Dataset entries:
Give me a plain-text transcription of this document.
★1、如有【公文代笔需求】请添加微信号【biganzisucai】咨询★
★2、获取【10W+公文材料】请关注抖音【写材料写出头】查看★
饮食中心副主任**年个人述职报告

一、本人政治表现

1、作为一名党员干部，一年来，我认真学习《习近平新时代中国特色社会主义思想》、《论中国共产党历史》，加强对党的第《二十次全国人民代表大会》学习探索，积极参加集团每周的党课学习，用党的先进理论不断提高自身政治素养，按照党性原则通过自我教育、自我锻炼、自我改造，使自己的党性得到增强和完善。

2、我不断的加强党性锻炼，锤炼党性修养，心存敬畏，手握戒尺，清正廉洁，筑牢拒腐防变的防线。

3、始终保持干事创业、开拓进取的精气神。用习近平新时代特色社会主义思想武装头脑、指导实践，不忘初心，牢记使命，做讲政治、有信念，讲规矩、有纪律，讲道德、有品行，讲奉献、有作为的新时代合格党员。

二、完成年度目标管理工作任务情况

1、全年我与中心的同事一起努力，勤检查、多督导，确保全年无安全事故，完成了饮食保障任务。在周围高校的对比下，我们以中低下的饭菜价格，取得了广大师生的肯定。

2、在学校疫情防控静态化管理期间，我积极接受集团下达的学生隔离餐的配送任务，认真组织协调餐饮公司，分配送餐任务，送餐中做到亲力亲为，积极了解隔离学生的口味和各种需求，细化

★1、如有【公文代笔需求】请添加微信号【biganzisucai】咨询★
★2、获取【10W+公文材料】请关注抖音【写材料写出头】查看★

*Task description*
Copy out the material above in its entirety. Every detail must match.

*Reply to the task*
Give me a plain-text transcription of this document.
★1、如有【公文代笔需求】请添加微信号【biganzisucai】咨询★
★2、获取【10W+公文材料】请关注抖音【写材料写出头】查看★
饮食中心副主任**年个人述职报告

一、本人政治表现

1、作为一名党员干部，一年来，我认真学习《习近平新时代中国特色社会主义思想》、《论中国共产党历史》，加强对党的第《二十次全国人民代表大会》学习探索，积极参加集团每周的党课学习，用党的先进理论不断提高自身政治素养，按照党性原则通过自我教育、自我锻炼、自我改造，使自己的党性得到增强和完善。

2、我不断的加强党性锻炼，锤炼党性修养，心存敬畏，手握戒尺，清正廉洁，筑牢拒腐防变的防线。

3、始终保持干事创业、开拓进取的精气神。用习近平新时代特色社会主义思想武装头脑、指导实践，不忘初心，牢记使命，做讲政治、有信念，讲规矩、有纪律，讲道德、有品行，讲奉献、有作为的新时代合格党员。

二、完成年度目标管理工作任务情况

1、全年我与中心的同事一起努力，勤检查、多督导，确保全年无安全事故，完成了饮食保障任务。在周围高校的对比下，我们以中低下的饭菜价格，取得了广大师生的肯定。

2、在学校疫情防控静态化管理期间，我积极接受集团下达的学生隔离餐的配送任务，认真组织协调餐饮公司，分配送餐任务，送餐中做到亲力亲为，积极了解隔离学生的口味和各种需求，细化

★1、如有【公文代笔需求】请添加微信号【biganzisucai】咨询★
★2、获取【10W+公文材料】请关注抖音【写材料写出头】查看★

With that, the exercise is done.